> **Directions**
Scan the entries below. List each line with "Dollar".

--- --- ---

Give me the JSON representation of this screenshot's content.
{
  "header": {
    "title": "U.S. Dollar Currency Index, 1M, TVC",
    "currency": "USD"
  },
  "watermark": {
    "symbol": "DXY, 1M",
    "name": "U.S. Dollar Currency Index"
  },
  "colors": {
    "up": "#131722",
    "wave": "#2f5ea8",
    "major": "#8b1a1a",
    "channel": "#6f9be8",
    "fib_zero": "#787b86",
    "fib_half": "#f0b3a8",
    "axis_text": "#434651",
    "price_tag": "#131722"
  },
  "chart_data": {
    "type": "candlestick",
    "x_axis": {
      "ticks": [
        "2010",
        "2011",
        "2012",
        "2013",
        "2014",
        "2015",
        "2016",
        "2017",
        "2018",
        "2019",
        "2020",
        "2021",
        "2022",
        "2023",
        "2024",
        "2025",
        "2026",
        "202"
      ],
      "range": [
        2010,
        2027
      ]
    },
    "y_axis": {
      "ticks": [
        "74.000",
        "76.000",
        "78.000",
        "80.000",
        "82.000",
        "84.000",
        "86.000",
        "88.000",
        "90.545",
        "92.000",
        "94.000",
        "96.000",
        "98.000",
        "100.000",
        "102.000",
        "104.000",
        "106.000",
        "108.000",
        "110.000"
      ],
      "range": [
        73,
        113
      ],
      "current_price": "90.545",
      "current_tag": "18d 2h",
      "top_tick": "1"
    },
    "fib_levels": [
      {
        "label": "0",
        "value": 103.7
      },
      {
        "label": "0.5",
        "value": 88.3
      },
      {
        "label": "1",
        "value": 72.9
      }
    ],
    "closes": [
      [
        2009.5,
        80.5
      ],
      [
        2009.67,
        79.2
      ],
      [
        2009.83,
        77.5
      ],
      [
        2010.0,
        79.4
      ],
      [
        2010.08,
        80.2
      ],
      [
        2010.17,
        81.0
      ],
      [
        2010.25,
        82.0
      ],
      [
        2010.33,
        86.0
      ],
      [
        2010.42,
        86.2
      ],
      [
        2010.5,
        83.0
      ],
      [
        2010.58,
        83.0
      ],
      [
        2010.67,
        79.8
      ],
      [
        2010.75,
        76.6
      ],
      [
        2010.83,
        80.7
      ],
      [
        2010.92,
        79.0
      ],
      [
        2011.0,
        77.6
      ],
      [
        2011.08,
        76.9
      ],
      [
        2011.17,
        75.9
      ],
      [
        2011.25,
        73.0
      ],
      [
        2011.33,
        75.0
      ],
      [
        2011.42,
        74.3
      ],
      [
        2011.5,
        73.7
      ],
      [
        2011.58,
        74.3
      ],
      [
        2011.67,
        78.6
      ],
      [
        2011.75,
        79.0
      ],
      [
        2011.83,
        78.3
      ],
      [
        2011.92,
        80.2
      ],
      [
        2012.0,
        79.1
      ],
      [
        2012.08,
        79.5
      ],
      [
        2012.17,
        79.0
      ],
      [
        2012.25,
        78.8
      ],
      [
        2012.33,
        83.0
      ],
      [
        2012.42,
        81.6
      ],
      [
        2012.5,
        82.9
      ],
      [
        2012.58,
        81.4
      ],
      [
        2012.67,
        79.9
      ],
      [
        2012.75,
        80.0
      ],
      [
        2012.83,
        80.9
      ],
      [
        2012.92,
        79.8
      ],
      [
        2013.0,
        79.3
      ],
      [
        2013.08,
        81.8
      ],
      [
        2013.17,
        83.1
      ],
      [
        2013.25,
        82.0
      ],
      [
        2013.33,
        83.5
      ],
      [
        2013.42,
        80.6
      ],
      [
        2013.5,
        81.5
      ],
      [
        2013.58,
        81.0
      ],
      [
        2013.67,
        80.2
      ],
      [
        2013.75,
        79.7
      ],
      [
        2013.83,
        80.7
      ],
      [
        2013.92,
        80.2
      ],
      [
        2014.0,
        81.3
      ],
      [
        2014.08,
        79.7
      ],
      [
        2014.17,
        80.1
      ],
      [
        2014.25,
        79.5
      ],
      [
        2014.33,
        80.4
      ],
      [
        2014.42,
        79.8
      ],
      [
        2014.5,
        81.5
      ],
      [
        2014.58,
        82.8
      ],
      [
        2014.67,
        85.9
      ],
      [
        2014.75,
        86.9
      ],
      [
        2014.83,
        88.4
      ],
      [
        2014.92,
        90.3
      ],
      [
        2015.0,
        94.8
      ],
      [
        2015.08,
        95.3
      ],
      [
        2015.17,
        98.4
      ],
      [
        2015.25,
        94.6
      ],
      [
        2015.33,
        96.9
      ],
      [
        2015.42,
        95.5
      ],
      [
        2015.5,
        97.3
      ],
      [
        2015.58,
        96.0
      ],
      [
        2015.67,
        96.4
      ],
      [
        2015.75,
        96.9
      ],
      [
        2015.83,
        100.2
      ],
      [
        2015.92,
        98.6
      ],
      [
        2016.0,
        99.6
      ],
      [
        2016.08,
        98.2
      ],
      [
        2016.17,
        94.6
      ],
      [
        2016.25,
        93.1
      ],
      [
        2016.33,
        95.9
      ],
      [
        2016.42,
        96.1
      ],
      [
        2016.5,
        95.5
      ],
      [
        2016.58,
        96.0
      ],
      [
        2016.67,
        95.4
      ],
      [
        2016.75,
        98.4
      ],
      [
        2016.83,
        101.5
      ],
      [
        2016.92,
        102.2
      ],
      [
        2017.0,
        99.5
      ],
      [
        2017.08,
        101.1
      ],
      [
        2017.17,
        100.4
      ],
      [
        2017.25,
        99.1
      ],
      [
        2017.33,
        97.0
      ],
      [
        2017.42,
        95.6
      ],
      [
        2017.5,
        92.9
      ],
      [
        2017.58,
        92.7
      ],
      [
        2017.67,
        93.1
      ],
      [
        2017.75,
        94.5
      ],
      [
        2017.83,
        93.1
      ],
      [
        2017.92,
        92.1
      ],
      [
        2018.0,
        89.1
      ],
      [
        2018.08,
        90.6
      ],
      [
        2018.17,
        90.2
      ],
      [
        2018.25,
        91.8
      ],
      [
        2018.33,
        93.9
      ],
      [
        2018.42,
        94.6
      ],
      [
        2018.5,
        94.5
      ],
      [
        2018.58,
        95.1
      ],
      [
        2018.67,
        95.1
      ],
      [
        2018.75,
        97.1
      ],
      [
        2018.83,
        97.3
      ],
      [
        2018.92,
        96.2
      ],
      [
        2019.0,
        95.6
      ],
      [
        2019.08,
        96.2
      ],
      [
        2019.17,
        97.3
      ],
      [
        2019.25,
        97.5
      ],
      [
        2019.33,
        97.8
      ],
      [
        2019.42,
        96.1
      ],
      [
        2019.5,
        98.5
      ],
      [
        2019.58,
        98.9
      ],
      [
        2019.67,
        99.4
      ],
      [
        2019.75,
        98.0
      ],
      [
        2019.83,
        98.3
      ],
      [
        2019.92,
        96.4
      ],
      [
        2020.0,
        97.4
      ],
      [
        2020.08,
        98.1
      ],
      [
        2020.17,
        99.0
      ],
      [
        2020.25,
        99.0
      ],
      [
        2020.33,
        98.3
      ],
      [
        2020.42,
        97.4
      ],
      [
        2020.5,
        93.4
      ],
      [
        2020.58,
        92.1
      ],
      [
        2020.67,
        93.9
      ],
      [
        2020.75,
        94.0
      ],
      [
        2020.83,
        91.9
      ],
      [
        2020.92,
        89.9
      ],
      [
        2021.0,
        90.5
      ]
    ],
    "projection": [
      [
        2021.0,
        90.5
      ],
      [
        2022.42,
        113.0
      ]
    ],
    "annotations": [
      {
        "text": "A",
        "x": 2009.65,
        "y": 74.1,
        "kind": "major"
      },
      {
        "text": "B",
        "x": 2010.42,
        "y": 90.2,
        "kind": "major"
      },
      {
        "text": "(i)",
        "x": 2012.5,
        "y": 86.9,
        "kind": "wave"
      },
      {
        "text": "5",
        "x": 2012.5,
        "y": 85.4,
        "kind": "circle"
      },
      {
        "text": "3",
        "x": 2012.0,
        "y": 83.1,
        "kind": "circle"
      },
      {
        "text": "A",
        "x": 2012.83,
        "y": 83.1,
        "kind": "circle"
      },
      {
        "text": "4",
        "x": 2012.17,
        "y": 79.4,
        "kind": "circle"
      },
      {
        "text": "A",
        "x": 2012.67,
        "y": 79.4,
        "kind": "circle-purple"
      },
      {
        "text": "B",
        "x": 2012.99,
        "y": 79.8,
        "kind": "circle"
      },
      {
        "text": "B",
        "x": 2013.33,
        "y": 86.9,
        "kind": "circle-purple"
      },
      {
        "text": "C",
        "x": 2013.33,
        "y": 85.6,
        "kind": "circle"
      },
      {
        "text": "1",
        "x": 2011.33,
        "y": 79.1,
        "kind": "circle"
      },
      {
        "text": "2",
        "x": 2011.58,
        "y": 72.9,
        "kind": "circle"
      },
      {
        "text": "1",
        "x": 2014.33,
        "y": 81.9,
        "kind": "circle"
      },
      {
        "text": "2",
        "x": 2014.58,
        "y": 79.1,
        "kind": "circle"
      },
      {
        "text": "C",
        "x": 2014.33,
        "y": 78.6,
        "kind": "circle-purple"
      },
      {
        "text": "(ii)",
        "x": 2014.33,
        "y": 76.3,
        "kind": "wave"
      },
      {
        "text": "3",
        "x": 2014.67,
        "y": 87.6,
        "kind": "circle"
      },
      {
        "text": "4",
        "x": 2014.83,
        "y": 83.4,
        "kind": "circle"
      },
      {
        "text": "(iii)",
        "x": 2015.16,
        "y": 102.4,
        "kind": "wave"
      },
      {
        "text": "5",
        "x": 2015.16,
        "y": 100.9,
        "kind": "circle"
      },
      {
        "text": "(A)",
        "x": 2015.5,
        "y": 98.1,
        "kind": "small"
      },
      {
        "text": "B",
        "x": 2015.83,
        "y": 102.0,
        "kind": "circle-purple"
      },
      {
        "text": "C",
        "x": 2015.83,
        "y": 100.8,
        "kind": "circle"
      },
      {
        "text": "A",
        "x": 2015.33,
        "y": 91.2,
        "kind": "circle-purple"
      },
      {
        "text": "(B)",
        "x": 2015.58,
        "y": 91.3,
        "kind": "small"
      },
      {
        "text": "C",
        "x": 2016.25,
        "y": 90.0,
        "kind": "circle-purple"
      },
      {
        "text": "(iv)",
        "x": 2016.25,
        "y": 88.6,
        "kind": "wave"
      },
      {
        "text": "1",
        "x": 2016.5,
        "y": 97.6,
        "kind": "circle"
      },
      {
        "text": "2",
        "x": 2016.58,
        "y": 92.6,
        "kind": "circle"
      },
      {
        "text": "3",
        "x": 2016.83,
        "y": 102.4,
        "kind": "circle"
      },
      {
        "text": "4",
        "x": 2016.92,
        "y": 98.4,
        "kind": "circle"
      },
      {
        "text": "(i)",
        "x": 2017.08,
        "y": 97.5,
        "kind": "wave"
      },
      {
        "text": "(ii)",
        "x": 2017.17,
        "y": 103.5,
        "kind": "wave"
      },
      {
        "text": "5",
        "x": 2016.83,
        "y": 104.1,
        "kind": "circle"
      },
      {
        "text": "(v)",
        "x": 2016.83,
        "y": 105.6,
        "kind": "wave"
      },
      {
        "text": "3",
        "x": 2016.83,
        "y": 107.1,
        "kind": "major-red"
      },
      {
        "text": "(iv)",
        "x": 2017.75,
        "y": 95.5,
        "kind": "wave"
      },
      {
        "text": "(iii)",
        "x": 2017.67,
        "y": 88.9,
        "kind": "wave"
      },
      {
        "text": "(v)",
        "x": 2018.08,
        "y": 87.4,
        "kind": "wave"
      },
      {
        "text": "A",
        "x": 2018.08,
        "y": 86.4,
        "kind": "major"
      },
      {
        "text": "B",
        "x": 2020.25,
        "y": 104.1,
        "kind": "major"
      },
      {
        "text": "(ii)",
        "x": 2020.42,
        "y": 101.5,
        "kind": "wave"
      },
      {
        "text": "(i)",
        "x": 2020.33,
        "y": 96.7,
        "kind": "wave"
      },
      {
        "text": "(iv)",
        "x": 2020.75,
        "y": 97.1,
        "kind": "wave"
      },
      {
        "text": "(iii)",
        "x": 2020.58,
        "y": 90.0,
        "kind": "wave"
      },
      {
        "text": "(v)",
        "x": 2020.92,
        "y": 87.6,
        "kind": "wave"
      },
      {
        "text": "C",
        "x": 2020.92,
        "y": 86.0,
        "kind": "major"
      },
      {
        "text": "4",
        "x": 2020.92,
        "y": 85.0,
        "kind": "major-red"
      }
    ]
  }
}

--- --- ---

> **Result**
    "title": "U.S. Dollar Currency Index, 1M, TVC",
    "name": "U.S. Dollar Currency Index"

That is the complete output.